*Provided entries:*
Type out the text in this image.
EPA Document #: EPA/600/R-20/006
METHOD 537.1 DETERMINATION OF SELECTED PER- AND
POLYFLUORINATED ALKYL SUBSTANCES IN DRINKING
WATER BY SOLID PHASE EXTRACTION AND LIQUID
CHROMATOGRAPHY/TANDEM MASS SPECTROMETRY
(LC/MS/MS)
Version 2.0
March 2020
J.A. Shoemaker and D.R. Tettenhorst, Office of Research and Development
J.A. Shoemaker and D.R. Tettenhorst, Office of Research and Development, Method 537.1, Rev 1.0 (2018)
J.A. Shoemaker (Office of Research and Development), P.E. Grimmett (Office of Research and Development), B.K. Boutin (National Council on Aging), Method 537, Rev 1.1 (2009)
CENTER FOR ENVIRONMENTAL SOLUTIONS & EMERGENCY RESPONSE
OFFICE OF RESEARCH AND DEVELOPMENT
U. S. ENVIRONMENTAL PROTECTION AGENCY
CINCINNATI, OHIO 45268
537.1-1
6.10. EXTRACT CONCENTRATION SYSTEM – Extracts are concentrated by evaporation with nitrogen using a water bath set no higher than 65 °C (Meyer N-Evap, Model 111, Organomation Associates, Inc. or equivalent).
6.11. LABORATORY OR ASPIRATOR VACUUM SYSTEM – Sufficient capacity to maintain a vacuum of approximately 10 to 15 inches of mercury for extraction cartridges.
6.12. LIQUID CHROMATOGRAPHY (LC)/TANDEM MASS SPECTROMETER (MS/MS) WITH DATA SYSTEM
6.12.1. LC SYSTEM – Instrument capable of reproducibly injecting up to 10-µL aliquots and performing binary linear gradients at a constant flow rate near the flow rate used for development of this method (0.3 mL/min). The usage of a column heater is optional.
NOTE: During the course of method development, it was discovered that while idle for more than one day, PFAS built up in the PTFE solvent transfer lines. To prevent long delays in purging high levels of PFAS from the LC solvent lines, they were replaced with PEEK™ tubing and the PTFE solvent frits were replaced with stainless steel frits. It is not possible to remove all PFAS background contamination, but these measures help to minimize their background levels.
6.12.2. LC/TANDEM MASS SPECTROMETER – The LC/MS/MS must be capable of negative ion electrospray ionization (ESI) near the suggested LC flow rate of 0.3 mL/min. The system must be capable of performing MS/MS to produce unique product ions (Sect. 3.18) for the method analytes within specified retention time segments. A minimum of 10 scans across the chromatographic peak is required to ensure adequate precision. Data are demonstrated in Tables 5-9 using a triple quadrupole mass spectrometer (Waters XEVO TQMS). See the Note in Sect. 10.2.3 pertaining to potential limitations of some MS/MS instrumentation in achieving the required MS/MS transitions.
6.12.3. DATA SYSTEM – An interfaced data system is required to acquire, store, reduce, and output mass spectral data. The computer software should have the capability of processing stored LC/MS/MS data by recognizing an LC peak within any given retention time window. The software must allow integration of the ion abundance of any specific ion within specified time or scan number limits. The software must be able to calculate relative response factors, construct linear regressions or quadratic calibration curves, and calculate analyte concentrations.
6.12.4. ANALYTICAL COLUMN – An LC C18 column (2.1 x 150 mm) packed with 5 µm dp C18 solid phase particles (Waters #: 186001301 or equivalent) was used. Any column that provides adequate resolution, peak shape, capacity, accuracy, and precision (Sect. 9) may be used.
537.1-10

*Problem to work on:* Reproduce the material exactly, with every line intact.

*Answer for the task:*
Type out the text in this image.
EPA Document #: EPA/600/R-20/006
METHOD 537.1 DETERMINATION OF SELECTED PER- AND
POLYFLUORINATED ALKYL SUBSTANCES IN DRINKING
WATER BY SOLID PHASE EXTRACTION AND LIQUID
CHROMATOGRAPHY/TANDEM MASS SPECTROMETRY
(LC/MS/MS)
Version 2.0
March 2020
J.A. Shoemaker and D.R. Tettenhorst, Office of Research and Development
J.A. Shoemaker and D.R. Tettenhorst, Office of Research and Development, Method 537.1, Rev 1.0 (2018)
J.A. Shoemaker (Office of Research and Development), P.E. Grimmett (Office of Research and Development), B.K. Boutin (National Council on Aging), Method 537, Rev 1.1 (2009)
CENTER FOR ENVIRONMENTAL SOLUTIONS & EMERGENCY RESPONSE
OFFICE OF RESEARCH AND DEVELOPMENT
U. S. ENVIRONMENTAL PROTECTION AGENCY
CINCINNATI, OHIO 45268
537.1-1
6.10. EXTRACT CONCENTRATION SYSTEM – Extracts are concentrated by evaporation with nitrogen using a water bath set no higher than 65 °C (Meyer N-Evap, Model 111, Organomation Associates, Inc. or equivalent).
6.11. LABORATORY OR ASPIRATOR VACUUM SYSTEM – Sufficient capacity to maintain a vacuum of approximately 10 to 15 inches of mercury for extraction cartridges.
6.12. LIQUID CHROMATOGRAPHY (LC)/TANDEM MASS SPECTROMETER (MS/MS) WITH DATA SYSTEM
6.12.1. LC SYSTEM – Instrument capable of reproducibly injecting up to 10-µL aliquots and performing binary linear gradients at a constant flow rate near the flow rate used for development of this method (0.3 mL/min). The usage of a column heater is optional.
NOTE: During the course of method development, it was discovered that while idle for more than one day, PFAS built up in the PTFE solvent transfer lines. To prevent long delays in purging high levels of PFAS from the LC solvent lines, they were replaced with PEEK™ tubing and the PTFE solvent frits were replaced with stainless steel frits. It is not possible to remove all PFAS background contamination, but these measures help to minimize their background levels.
6.12.2. LC/TANDEM MASS SPECTROMETER – The LC/MS/MS must be capable of negative ion electrospray ionization (ESI) near the suggested LC flow rate of 0.3 mL/min. The system must be capable of performing MS/MS to produce unique product ions (Sect. 3.18) for the method analytes within specified retention time segments. A minimum of 10 scans across the chromatographic peak is required to ensure adequate precision. Data are demonstrated in Tables 5-9 using a triple quadrupole mass spectrometer (Waters XEVO TQMS). See the Note in Sect. 10.2.3 pertaining to potential limitations of some MS/MS instrumentation in achieving the required MS/MS transitions.
6.12.3. DATA SYSTEM – An interfaced data system is required to acquire, store, reduce, and output mass spectral data. The computer software should have the capability of processing stored LC/MS/MS data by recognizing an LC peak within any given retention time window. The software must allow integration of the ion abundance of any specific ion within specified time or scan number limits. The software must be able to calculate relative response factors, construct linear regressions or quadratic calibration curves, and calculate analyte concentrations.
6.12.4. ANALYTICAL COLUMN – An LC C18 column (2.1 x 150 mm) packed with 5 µm dp C18 solid phase particles (Waters #: 186001301 or equivalent) was used. Any column that provides adequate resolution, peak shape, capacity, accuracy, and precision (Sect. 9) may be used.
537.1-10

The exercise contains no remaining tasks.